--- Start of EXCERPTED TEXT ---
Moshekwa Langa’s site-specific work The Jealous Lover opened at ifa – Institut für Auslandsbeziehungen (Institute for Foreign Cultural Relation) in Berlin on 10 July 2014. The Jealous Lover describes the hope for a better life in the metropolis, a hope which “captures, captivates and grips” people like jealousy. The exhibition has travelled to Berlin after having its debut at ifa Stuttgart and runs until 21 September 2014.
Adam Broomberg and Oliver Chanarin’s Dodo is currently on show at the experimental exhibition space Galeria Jumex, Fundación Jumex Arte Contemporáneo in Mexico. Part archival research, archeological excavation, and montage, the exhibition takes as its starting point the discovery of previously unseen offcuts from the film Catch-22 in the vaults of Paramount Pictures. On show until 19 October 2014.
Following on from its debut at Le Bal in Paris, Mikhael Subotzky and Patrick Waterhouse’s exhibition Ponte City opened at FoMU in Anwerp on 27 June 2014. The exhibition is the last and epic project by Subotzky and Waterhouse focussed on this single Johannesburg building. Ponte City has been the symbol of prosperity under apartheid and white supremacy, of the collapse of the city center in the 1990s, and finally of the multi-ethnic renewal in this new century: it has witnessed the throes of a never-ending changing society. The exhibition runs until 11 September 2014.
Candice Breitz’s trilogy titled The Woods opened at the Blaffer Art Museum at the University of Houston on 1 June 2014. The Woods traverses three continents to explore the rituals and conventions governing the on camera and off-camera personae of professional child actors, as well as adult actors who have become famous playing child roles. The trilogy brings together footage shot in Los Angeles, Mumbai and Lagos, seeking to observe and grasp the aspirational logic that is shared by Hollywood, Bollywood and Nollywood. The exhibition runs until 6 September 2014.
Chiurai has been shortlisted for the Future Generation Art Prize. Established by the Victor Pinchuk Foundation, the Prize is a major contribution to the open participation of younger artists in the dynamic cultural development of societies in global transition.
Dodo is a monograph of work by Adam Broomberg & Oliver Chanarin, published in conjunction with their solo exhibition of the same title in Mexico City. The book launch will be held at the Jumex Foundation in Mexico City on 6 September 2014, and the exhibition runs until 19 October 2014.
--- End of EXCERPTED TEXT ---
--- Start of RAW DATA ---
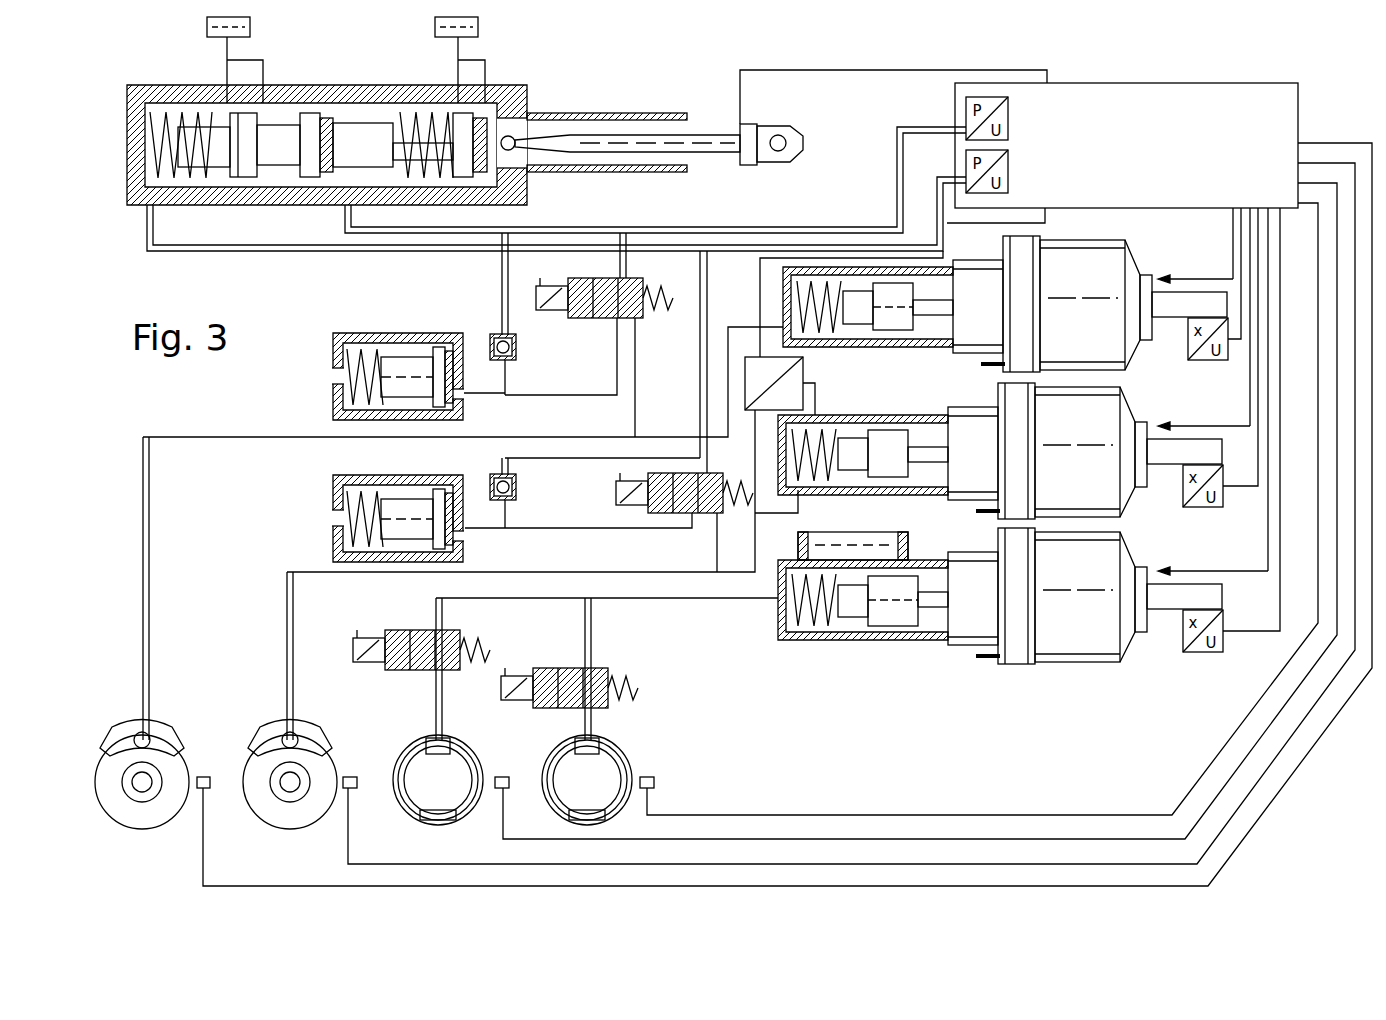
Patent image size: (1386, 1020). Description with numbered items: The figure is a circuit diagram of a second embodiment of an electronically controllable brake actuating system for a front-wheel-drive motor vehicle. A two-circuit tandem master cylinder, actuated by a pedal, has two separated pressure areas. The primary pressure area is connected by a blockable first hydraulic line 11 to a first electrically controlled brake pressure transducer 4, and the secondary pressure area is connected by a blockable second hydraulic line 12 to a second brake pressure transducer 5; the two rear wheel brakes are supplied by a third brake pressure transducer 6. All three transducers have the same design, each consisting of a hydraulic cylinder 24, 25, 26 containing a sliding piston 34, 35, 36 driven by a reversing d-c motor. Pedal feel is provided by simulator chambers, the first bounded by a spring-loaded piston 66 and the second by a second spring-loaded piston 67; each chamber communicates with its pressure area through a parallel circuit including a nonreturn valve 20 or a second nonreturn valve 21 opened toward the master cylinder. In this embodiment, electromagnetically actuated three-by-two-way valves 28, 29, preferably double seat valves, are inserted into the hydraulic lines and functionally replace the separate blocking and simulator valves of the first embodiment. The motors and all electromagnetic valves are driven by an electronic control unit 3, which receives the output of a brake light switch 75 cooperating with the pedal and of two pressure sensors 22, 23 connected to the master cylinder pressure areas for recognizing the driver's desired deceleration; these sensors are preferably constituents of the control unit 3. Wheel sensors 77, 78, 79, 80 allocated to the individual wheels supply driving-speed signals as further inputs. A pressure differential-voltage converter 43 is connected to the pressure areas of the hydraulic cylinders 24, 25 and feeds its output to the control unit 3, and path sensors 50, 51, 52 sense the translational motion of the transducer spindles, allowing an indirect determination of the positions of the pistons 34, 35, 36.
--- End of RAW DATA ---
__THINGS TO DO__:
1. Answer these questions from the exhibition news excerpt.
(a) On what date did The Jealous Lover open at ifa in Berlin?
(b) At which venue did Ponte City debut before it opened at FoMU?
(c) In which three cities was the footage in The Woods shot?
2. Print the passage of the exhibition news excerpt from "Chiurai has been" up to and including "in global transition.".

__RESPONSES TO THE EXERCISE__:
1.
(a) 10 July 2014
(b) Le Bal in Paris
(c) Los Angeles, Mumbai and Lagos

2.
Chiurai has been shortlisted for the Future Generation Art Prize. Established by the Victor Pinchuk Foundation, the Prize is a major contribution to the open participation of younger artists in the dynamic cultural development of societies in global transition.